Stated exercise:
Can you output the records below exactly as they are written?

Source material:
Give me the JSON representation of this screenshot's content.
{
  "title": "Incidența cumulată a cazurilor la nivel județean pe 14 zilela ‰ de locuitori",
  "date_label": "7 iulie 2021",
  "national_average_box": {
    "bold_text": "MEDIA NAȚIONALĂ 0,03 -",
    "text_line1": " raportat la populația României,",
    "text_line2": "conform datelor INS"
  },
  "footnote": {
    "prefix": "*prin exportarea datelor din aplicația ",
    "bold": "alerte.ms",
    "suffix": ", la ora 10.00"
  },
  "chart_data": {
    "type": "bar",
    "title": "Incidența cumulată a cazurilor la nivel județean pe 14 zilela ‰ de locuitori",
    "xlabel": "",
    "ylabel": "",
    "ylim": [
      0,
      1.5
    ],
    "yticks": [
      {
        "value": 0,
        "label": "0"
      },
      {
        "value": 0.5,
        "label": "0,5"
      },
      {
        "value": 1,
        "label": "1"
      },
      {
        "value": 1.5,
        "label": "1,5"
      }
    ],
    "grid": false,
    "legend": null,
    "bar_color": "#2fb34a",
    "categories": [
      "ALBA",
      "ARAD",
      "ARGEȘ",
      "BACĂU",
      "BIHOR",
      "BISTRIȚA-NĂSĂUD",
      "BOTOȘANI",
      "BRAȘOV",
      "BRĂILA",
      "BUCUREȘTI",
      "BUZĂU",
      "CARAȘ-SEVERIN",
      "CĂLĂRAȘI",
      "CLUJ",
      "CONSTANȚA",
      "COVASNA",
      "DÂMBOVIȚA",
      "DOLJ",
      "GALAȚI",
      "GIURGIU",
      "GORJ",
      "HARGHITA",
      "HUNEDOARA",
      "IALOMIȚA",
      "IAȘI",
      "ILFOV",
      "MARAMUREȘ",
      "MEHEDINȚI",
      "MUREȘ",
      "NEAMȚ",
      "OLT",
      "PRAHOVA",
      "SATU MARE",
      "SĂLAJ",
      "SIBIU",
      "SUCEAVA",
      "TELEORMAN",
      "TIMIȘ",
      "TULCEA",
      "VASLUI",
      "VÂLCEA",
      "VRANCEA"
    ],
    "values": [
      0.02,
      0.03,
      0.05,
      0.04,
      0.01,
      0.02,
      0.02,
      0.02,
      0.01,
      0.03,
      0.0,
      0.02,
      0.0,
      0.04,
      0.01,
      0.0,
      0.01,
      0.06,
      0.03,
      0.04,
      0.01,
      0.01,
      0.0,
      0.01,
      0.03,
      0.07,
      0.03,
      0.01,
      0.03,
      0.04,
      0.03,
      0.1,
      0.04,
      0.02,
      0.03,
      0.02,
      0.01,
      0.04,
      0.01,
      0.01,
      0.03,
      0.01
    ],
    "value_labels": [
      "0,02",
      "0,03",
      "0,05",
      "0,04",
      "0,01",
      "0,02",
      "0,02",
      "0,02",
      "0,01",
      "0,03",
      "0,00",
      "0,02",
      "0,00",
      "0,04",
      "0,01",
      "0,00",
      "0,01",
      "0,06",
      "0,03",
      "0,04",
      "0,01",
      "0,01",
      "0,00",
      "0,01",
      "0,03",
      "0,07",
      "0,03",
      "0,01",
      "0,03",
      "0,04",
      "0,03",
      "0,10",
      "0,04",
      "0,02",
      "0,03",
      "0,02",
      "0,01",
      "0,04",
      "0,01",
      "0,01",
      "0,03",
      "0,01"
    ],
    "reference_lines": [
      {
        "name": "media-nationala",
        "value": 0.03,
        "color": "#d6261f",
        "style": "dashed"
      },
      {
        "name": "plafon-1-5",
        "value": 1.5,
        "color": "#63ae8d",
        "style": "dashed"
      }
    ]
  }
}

Solution for this problem:
Give me the JSON representation of this screenshot's content.
{
  "title": "Incidența cumulată a cazurilor la nivel județean pe 14 zilela ‰ de locuitori",
  "date_label": "7 iulie 2021",
  "national_average_box": {
    "bold_text": "MEDIA NAȚIONALĂ 0,03 -",
    "text_line1": " raportat la populația României,",
    "text_line2": "conform datelor INS"
  },
  "footnote": {
    "prefix": "*prin exportarea datelor din aplicația ",
    "bold": "alerte.ms",
    "suffix": ", la ora 10.00"
  },
  "chart_data": {
    "type": "bar",
    "title": "Incidența cumulată a cazurilor la nivel județean pe 14 zilela ‰ de locuitori",
    "xlabel": "",
    "ylabel": "",
    "ylim": [
      0,
      1.5
    ],
    "yticks": [
      {
        "value": 0,
        "label": "0"
      },
      {
        "value": 0.5,
        "label": "0,5"
      },
      {
        "value": 1,
        "label": "1"
      },
      {
        "value": 1.5,
        "label": "1,5"
      }
    ],
    "grid": false,
    "legend": null,
    "bar_color": "#2fb34a",
    "categories": [
      "ALBA",
      "ARAD",
      "ARGEȘ",
      "BACĂU",
      "BIHOR",
      "BISTRIȚA-NĂSĂUD",
      "BOTOȘANI",
      "BRAȘOV",
      "BRĂILA",
      "BUCUREȘTI",
      "BUZĂU",
      "CARAȘ-SEVERIN",
      "CĂLĂRAȘI",
      "CLUJ",
      "CONSTANȚA",
      "COVASNA",
      "DÂMBOVIȚA",
      "DOLJ",
      "GALAȚI",
      "GIURGIU",
      "GORJ",
      "HARGHITA",
      "HUNEDOARA",
      "IALOMIȚA",
      "IAȘI",
      "ILFOV",
      "MARAMUREȘ",
      "MEHEDINȚI",
      "MUREȘ",
      "NEAMȚ",
      "OLT",
      "PRAHOVA",
      "SATU MARE",
      "SĂLAJ",
      "SIBIU",
      "SUCEAVA",
      "TELEORMAN",
      "TIMIȘ",
      "TULCEA",
      "VASLUI",
      "VÂLCEA",
      "VRANCEA"
    ],
    "values": [
      0.02,
      0.03,
      0.05,
      0.04,
      0.01,
      0.02,
      0.02,
      0.02,
      0.01,
      0.03,
      0.0,
      0.02,
      0.0,
      0.04,
      0.01,
      0.0,
      0.01,
      0.06,
      0.03,
      0.04,
      0.01,
      0.01,
      0.0,
      0.01,
      0.03,
      0.07,
      0.03,
      0.01,
      0.03,
      0.04,
      0.03,
      0.1,
      0.04,
      0.02,
      0.03,
      0.02,
      0.01,
      0.04,
      0.01,
      0.01,
      0.03,
      0.01
    ],
    "value_labels": [
      "0,02",
      "0,03",
      "0,05",
      "0,04",
      "0,01",
      "0,02",
      "0,02",
      "0,02",
      "0,01",
      "0,03",
      "0,00",
      "0,02",
      "0,00",
      "0,04",
      "0,01",
      "0,00",
      "0,01",
      "0,06",
      "0,03",
      "0,04",
      "0,01",
      "0,01",
      "0,00",
      "0,01",
      "0,03",
      "0,07",
      "0,03",
      "0,01",
      "0,03",
      "0,04",
      "0,03",
      "0,10",
      "0,04",
      "0,02",
      "0,03",
      "0,02",
      "0,01",
      "0,04",
      "0,01",
      "0,01",
      "0,03",
      "0,01"
    ],
    "reference_lines": [
      {
        "name": "media-nationala",
        "value": 0.03,
        "color": "#d6261f",
        "style": "dashed"
      },
      {
        "name": "plafon-1-5",
        "value": 1.5,
        "color": "#63ae8d",
        "style": "dashed"
      }
    ]
  }
}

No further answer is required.